_Exercise details_. Scan the listing below. Report each line that includes "subtitle".

_The data_.
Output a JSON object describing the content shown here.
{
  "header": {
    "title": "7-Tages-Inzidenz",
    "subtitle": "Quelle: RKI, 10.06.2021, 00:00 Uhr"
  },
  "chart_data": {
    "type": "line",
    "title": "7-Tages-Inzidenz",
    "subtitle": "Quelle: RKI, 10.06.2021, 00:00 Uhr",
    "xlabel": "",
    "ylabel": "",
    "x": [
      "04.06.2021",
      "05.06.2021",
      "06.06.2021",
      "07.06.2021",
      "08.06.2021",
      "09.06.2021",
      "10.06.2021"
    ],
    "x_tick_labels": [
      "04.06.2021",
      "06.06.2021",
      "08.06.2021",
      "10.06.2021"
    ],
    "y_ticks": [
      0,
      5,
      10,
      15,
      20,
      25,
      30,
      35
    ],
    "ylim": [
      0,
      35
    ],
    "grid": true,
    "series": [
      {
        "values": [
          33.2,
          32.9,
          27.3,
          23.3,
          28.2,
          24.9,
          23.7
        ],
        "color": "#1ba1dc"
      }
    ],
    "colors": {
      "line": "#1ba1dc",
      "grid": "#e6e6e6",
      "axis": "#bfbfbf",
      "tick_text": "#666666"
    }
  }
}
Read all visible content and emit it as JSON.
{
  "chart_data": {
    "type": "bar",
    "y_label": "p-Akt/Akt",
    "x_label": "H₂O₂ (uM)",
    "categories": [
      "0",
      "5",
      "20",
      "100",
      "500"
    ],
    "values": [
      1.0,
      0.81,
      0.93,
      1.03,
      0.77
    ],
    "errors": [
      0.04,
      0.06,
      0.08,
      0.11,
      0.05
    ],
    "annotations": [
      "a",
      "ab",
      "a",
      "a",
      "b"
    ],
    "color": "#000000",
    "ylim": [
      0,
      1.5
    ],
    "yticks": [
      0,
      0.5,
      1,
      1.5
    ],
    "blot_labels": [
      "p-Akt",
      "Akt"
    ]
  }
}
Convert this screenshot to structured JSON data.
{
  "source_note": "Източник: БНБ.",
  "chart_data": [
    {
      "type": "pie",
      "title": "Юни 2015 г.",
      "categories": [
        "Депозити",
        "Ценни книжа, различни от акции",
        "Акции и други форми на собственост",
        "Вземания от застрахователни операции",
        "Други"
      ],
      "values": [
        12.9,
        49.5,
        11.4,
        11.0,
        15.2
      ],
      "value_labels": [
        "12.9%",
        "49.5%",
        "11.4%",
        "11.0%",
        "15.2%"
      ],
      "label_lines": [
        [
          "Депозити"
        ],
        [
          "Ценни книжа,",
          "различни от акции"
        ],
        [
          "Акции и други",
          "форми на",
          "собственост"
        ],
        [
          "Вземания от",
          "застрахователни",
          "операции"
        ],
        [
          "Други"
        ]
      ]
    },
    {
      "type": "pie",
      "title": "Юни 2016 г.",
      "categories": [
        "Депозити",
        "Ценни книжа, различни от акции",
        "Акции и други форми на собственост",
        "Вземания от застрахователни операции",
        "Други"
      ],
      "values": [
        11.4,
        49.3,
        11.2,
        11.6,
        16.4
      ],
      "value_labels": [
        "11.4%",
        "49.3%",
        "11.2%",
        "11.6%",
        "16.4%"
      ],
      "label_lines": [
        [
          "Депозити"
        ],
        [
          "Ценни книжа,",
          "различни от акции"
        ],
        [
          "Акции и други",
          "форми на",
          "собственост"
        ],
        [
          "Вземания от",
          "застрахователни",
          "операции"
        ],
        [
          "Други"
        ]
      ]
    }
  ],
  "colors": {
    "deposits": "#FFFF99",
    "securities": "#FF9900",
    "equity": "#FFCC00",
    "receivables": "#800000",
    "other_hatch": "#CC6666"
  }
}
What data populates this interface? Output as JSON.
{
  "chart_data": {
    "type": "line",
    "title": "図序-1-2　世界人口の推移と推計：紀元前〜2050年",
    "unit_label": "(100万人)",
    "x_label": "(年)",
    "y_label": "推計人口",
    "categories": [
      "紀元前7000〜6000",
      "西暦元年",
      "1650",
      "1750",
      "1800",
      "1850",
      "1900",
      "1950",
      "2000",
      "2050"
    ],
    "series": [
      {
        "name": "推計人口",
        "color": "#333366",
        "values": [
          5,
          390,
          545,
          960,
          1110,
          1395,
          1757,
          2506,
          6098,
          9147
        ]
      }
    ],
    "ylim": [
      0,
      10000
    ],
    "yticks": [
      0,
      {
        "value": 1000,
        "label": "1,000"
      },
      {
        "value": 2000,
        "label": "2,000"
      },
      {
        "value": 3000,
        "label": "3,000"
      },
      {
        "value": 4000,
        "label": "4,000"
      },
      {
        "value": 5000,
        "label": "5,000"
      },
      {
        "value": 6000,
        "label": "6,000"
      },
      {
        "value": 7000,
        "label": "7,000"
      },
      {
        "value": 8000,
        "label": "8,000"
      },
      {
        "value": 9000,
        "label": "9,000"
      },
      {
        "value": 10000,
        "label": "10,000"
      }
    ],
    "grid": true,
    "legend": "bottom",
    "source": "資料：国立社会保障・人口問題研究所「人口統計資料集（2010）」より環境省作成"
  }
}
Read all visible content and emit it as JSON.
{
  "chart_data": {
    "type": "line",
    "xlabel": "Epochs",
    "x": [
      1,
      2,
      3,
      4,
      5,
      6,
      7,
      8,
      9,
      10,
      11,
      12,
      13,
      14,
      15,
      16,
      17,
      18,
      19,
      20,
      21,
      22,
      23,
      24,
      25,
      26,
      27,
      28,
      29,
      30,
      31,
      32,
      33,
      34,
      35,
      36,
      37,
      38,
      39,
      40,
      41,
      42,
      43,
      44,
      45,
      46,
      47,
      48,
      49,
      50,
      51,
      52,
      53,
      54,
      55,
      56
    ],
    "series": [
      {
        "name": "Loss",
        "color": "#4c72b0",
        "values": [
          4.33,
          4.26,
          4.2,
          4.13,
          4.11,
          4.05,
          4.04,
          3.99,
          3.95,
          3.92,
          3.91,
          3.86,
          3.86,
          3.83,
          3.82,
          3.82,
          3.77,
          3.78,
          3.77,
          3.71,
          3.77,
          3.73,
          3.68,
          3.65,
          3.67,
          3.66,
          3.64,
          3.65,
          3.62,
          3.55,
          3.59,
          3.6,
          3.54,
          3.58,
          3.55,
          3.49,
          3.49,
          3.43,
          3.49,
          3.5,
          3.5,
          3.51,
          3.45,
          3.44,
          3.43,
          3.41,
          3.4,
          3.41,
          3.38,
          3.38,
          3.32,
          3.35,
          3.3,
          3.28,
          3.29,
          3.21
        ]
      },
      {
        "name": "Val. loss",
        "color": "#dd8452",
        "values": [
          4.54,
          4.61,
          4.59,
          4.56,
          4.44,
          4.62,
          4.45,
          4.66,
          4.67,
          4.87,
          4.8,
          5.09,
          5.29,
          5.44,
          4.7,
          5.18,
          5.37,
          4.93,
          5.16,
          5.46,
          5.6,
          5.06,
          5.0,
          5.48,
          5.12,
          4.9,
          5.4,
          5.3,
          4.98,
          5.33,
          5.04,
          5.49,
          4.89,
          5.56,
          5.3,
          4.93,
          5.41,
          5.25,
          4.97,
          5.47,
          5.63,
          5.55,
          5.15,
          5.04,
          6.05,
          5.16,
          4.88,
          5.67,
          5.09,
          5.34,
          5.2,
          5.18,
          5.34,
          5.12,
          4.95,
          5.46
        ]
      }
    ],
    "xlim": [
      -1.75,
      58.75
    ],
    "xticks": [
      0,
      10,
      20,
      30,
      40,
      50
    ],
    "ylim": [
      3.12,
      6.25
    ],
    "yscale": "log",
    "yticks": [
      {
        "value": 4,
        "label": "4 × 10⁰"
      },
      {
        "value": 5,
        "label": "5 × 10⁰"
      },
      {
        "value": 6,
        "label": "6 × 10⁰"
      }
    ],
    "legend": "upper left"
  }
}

_Response below_.
    "subtitle": "Quelle: RKI, 10.06.2021, 00:00 Uhr"
    "subtitle": "Quelle: RKI, 10.06.2021, 00:00 Uhr",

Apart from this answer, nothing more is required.